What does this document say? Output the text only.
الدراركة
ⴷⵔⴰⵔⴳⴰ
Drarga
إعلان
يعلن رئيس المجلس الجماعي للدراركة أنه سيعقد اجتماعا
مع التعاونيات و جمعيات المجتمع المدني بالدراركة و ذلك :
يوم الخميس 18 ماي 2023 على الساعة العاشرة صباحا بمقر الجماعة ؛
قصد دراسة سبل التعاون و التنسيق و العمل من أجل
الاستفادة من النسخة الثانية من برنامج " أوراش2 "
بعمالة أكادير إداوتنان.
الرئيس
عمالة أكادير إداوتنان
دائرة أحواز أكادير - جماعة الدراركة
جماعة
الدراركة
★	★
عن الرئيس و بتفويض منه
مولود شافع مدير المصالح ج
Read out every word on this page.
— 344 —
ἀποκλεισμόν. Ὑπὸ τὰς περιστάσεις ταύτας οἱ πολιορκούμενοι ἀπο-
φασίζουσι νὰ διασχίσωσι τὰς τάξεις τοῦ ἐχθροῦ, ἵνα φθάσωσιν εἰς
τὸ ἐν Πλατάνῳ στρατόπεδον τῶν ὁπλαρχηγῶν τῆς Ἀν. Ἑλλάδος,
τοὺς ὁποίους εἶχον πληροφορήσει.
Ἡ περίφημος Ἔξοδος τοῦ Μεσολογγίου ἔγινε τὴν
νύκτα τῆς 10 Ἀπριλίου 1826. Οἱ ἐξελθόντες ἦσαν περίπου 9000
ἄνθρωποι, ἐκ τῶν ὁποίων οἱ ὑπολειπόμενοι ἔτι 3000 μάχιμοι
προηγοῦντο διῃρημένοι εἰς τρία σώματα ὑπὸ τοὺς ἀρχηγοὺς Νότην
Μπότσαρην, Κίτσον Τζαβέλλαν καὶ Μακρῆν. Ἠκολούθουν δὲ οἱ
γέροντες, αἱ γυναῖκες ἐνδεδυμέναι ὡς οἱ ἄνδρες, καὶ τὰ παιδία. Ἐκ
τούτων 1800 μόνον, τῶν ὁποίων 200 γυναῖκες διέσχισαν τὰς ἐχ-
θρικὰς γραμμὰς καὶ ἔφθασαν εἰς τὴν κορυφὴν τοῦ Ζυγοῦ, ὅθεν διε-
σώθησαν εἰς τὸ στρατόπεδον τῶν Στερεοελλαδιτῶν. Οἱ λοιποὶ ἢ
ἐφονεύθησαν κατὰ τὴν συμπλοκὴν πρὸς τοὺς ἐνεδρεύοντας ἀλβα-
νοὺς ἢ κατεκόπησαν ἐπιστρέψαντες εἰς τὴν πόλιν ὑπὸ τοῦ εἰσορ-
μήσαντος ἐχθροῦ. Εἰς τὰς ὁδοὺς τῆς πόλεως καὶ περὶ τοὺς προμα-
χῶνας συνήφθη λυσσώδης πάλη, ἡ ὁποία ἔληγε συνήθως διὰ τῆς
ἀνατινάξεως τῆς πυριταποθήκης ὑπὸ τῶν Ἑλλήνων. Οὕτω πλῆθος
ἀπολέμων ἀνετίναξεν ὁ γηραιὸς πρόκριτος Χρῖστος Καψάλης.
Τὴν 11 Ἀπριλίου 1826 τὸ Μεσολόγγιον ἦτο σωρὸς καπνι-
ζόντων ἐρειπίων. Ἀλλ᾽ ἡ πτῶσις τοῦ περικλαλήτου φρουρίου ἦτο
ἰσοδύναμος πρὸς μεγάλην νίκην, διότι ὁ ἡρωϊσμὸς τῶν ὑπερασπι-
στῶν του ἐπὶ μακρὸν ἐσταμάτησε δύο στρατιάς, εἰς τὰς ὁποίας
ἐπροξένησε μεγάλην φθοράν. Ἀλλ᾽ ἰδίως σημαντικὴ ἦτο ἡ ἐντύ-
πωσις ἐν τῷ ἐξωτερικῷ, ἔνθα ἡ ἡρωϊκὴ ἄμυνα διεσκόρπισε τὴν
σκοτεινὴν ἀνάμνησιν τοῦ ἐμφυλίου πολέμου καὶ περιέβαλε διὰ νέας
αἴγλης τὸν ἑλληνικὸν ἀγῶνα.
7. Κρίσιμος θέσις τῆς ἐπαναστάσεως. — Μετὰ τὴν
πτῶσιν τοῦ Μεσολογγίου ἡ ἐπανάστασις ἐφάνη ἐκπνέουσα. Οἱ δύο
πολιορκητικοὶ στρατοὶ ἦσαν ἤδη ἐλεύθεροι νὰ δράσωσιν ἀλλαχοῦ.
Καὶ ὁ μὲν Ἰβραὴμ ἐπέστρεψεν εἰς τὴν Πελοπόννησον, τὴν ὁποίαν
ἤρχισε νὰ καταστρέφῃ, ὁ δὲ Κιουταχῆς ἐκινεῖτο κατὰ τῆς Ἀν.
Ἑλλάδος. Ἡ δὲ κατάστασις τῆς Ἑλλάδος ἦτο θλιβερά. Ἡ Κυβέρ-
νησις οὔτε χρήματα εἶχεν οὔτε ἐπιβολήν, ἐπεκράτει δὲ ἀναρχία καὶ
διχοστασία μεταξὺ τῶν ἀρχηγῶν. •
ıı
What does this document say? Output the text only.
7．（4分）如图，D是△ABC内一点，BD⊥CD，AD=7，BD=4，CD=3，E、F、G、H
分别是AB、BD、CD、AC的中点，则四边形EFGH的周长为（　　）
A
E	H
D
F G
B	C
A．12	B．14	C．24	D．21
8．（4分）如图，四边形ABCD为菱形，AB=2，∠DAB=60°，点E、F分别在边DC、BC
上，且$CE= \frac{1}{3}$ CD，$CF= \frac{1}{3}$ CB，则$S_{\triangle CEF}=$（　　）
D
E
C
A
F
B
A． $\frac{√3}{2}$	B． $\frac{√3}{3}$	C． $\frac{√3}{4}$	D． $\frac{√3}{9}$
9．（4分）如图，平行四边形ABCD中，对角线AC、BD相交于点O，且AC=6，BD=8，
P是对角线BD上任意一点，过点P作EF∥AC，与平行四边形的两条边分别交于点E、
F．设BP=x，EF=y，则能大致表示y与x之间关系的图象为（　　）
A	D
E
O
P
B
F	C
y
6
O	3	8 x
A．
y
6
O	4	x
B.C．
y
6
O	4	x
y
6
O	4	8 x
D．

| Objective |
Every line that holds the word "τοὺς" counts once; state the total number of such lines and nothing else.

| Task response |
4